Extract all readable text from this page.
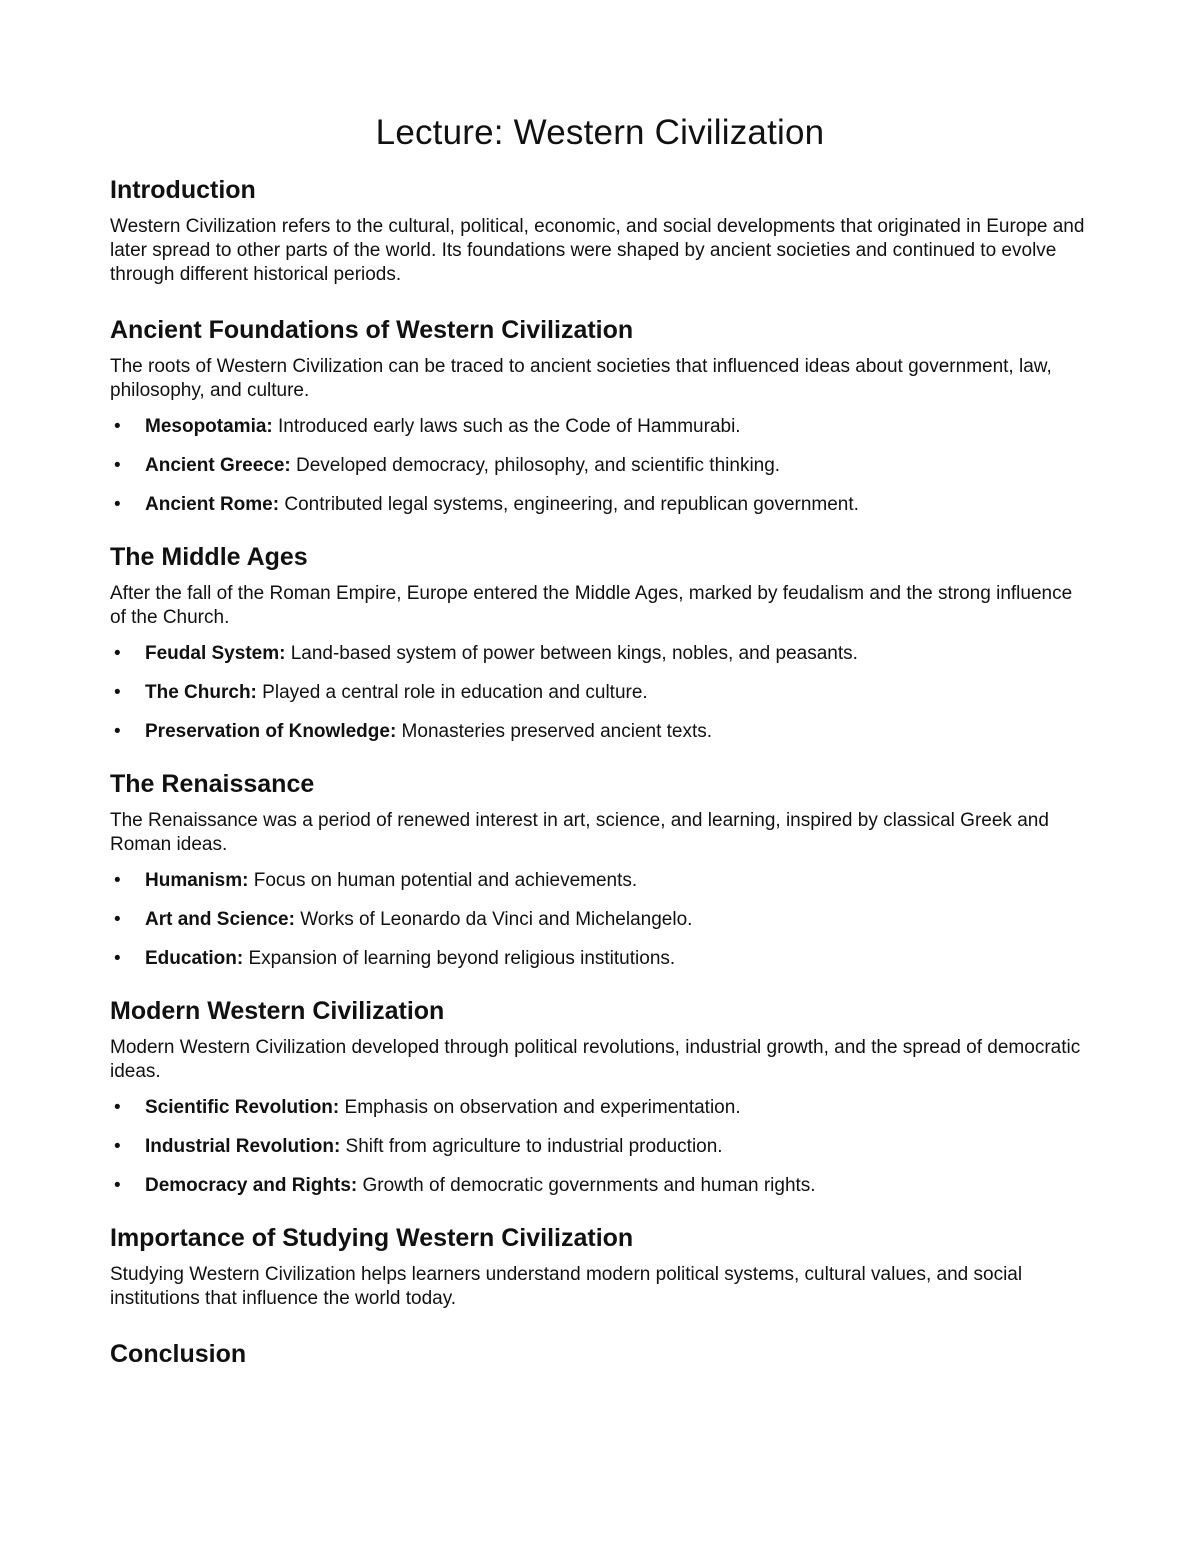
Lecture: Western Civilization
Introduction

Western Civilization refers to the cultural, political, economic, and social developments that originated in Europe and later spread to other parts of the world. Its foundations were shaped by ancient societies and continued to evolve through different historical periods.

Ancient Foundations of Western Civilization

The roots of Western Civilization can be traced to ancient societies that influenced ideas about government, law, philosophy, and culture.

• Mesopotamia: Introduced early laws such as the Code of Hammurabi.
• Ancient Greece: Developed democracy, philosophy, and scientific thinking.
• Ancient Rome: Contributed legal systems, engineering, and republican government.
The Middle Ages

After the fall of the Roman Empire, Europe entered the Middle Ages, marked by feudalism and the strong influence of the Church.

• Feudal System: Land-based system of power between kings, nobles, and peasants.
• The Church: Played a central role in education and culture.
• Preservation of Knowledge: Monasteries preserved ancient texts.
The Renaissance

The Renaissance was a period of renewed interest in art, science, and learning, inspired by classical Greek and Roman ideas.

• Humanism: Focus on human potential and achievements.
• Art and Science: Works of Leonardo da Vinci and Michelangelo.
• Education: Expansion of learning beyond religious institutions.
Modern Western Civilization

Modern Western Civilization developed through political revolutions, industrial growth, and the spread of democratic ideas.

• Scientific Revolution: Emphasis on observation and experimentation.
• Industrial Revolution: Shift from agriculture to industrial production.
• Democracy and Rights: Growth of democratic governments and human rights.
Importance of Studying Western Civilization

Studying Western Civilization helps learners understand modern political systems, cultural values, and social institutions that influence the world today.

Conclusion
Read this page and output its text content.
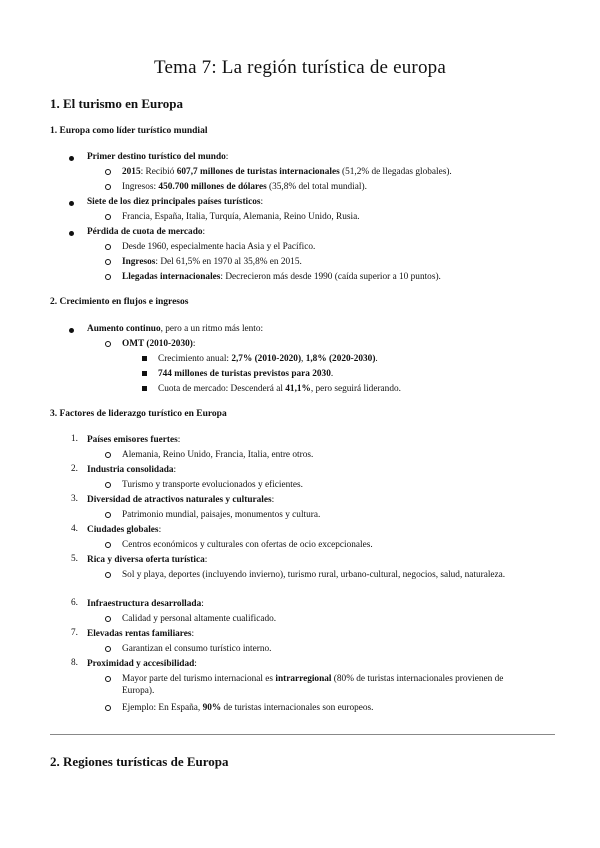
Tema 7: La región turística de europa
1. El turismo en Europa
1. Europa como líder turístico mundial
Primer destino turístico del mundo:
2015: Recibió 607,7 millones de turistas internacionales (51,2% de llegadas globales).
Ingresos: 450.700 millones de dólares (35,8% del total mundial).
Siete de los diez principales países turísticos:
Francia, España, Italia, Turquía, Alemania, Reino Unido, Rusia.
Pérdida de cuota de mercado:
Desde 1960, especialmente hacia Asia y el Pacífico.
Ingresos: Del 61,5% en 1970 al 35,8% en 2015.
Llegadas internacionales: Decrecieron más desde 1990 (caída superior a 10 puntos).
2. Crecimiento en flujos e ingresos
Aumento continuo, pero a un ritmo más lento:
OMT (2010-2030):
Crecimiento anual: 2,7% (2010-2020), 1,8% (2020-2030).
744 millones de turistas previstos para 2030.
Cuota de mercado: Descenderá al 41,1%, pero seguirá liderando.
3. Factores de liderazgo turístico en Europa
1. Países emisores fuertes:
Alemania, Reino Unido, Francia, Italia, entre otros.
2. Industria consolidada:
Turismo y transporte evolucionados y eficientes.
3. Diversidad de atractivos naturales y culturales:
Patrimonio mundial, paisajes, monumentos y cultura.
4. Ciudades globales:
Centros económicos y culturales con ofertas de ocio excepcionales.
5. Rica y diversa oferta turística:
Sol y playa, deportes (incluyendo invierno), turismo rural, urbano-cultural, negocios, salud, naturaleza.
6. Infraestructura desarrollada:
Calidad y personal altamente cualificado.
7. Elevadas rentas familiares:
Garantizan el consumo turístico interno.
8. Proximidad y accesibilidad:
Mayor parte del turismo internacional es intrarregional (80% de turistas internacionales provienen de Europa).
Ejemplo: En España, 90% de turistas internacionales son europeos.
2. Regiones turísticas de Europa
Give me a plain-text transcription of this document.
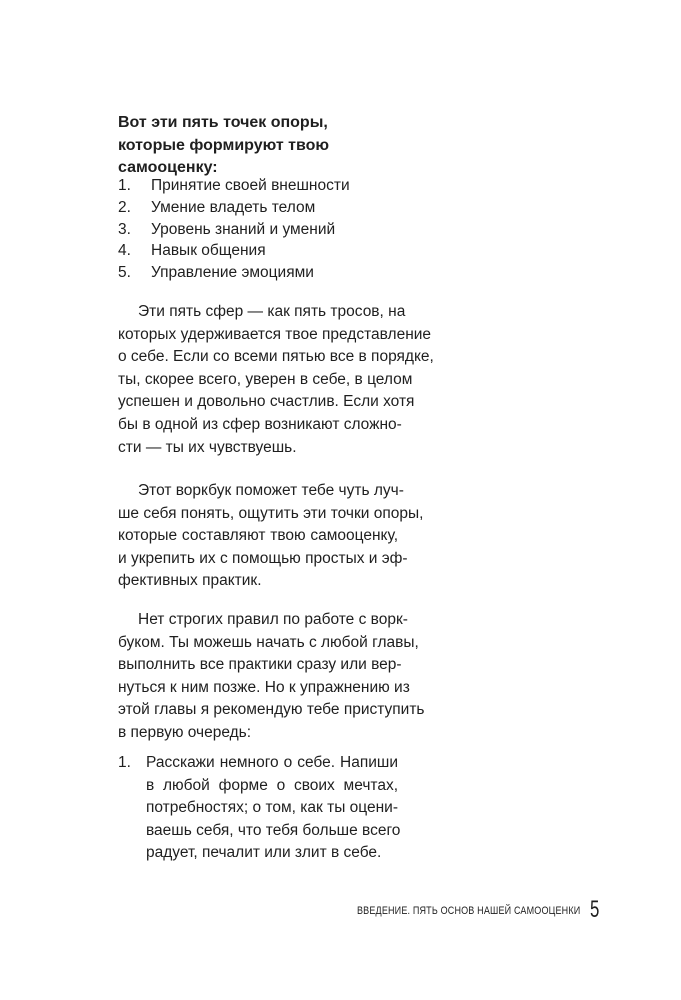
Вот эти пять точек опоры,
которые формируют твою
самооценку:
1.	Принятие своей внешности
2.	Умение владеть телом
3.	Уровень знаний и умений
4.	Навык общения
5.	Управление эмоциями
Эти пять сфер — как пять тросов, на
которых удерживается твое представление
о себе. Если со всеми пятью все в порядке,
ты, скорее всего, уверен в себе, в целом
успешен и довольно счастлив. Если хотя
бы в одной из сфер возникают сложно-
сти — ты их чувствуешь.
Этот воркбук поможет тебе чуть луч-
ше себя понять, ощутить эти точки опоры,
которые составляют твою самооценку,
и укрепить их с помощью простых и эф-
фективных практик.
Нет строгих правил по работе с ворк-
буком. Ты можешь начать с любой главы,
выполнить все практики сразу или вер-
нуться к ним позже. Но к упражнению из
этой главы я рекомендую тебе приступить
в первую очередь:
1. Расскажи немного о себе. Напиши
в любой форме о своих мечтах,
потребностях; о том, как ты оцени-
ваешь себя, что тебя больше всего
радует, печалит или злит в себе.
ВВЕДЕНИЕ. ПЯТЬ ОСНОВ НАШЕЙ САМООЦЕНКИ 5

TASK PROMPT:
Every line in the data above that contains "Middle" needs to be copied.

SOLUTION:
The Middle Ages
After the fall of the Roman Empire, Europe entered the Middle Ages, marked by feudalism and the strong influence of the Church.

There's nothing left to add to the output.